**RECORDS TO USE:**
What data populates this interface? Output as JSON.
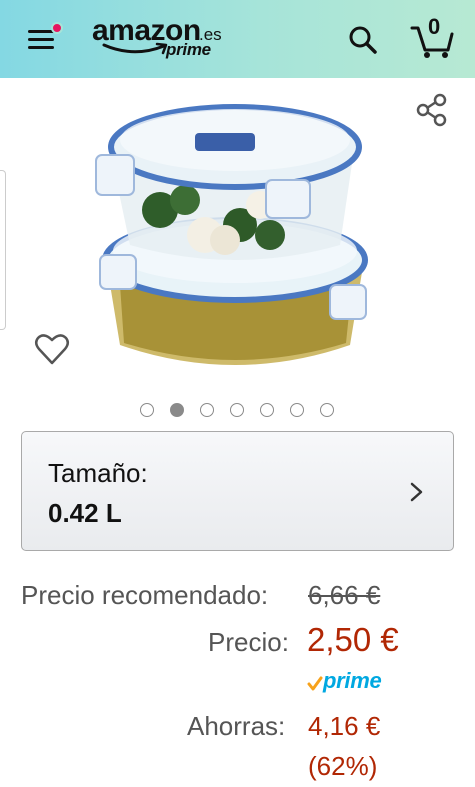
{
  "header": {
    "logo_word": "amazon",
    "logo_tld": ".es",
    "logo_prime": "prime",
    "cart_count": "0"
  },
  "icons": {
    "menu": "hamburger-menu-icon",
    "notification": "notification-dot",
    "search": "search-icon",
    "cart": "cart-icon",
    "share": "share-icon",
    "wishlist": "heart-icon",
    "chevron": "chevron-right-icon"
  },
  "carousel": {
    "total": 7,
    "active_index": 1
  },
  "size": {
    "label": "Tamaño:",
    "value": "0.42 L"
  },
  "pricing": {
    "recommended_label": "Precio recomendado:",
    "recommended_value": "6,66 €",
    "price_label": "Precio:",
    "price_value": "2,50 €",
    "prime_label": "prime",
    "savings_label": "Ahorras:",
    "savings_value": "4,16 €",
    "savings_percent": "(62%)"
  },
  "colors": {
    "header_gradient_start": "#84d8e3",
    "header_gradient_end": "#b7e9d3",
    "price_red": "#b12704",
    "prime_blue": "#00a8e1",
    "prime_check_orange": "#f7a21b",
    "notification_pink": "#e6155f"
  }
}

**REQUIREMENTS:** Leave the pictures out and reproduce all of the records exactly.

**EXERCISE OUTPUT:**
What data populates this interface? Output as JSON.
{
  "header": {
    "logo_word": "amazon",
    "logo_tld": ".es",
    "logo_prime": "prime",
    "cart_count": "0"
  },
  "icons": {
    "menu": "hamburger-menu-icon",
    "notification": "notification-dot",
    "search": "search-icon",
    "cart": "cart-icon",
    "share": "share-icon",
    "wishlist": "heart-icon",
    "chevron": "chevron-right-icon"
  },
  "carousel": {
    "total": 7,
    "active_index": 1
  },
  "size": {
    "label": "Tamaño:",
    "value": "0.42 L"
  },
  "pricing": {
    "recommended_label": "Precio recomendado:",
    "recommended_value": "6,66 €",
    "price_label": "Precio:",
    "price_value": "2,50 €",
    "prime_label": "prime",
    "savings_label": "Ahorras:",
    "savings_value": "4,16 €",
    "savings_percent": "(62%)"
  },
  "colors": {
    "header_gradient_start": "#84d8e3",
    "header_gradient_end": "#b7e9d3",
    "price_red": "#b12704",
    "prime_blue": "#00a8e1",
    "prime_check_orange": "#f7a21b",
    "notification_pink": "#e6155f"
  }
}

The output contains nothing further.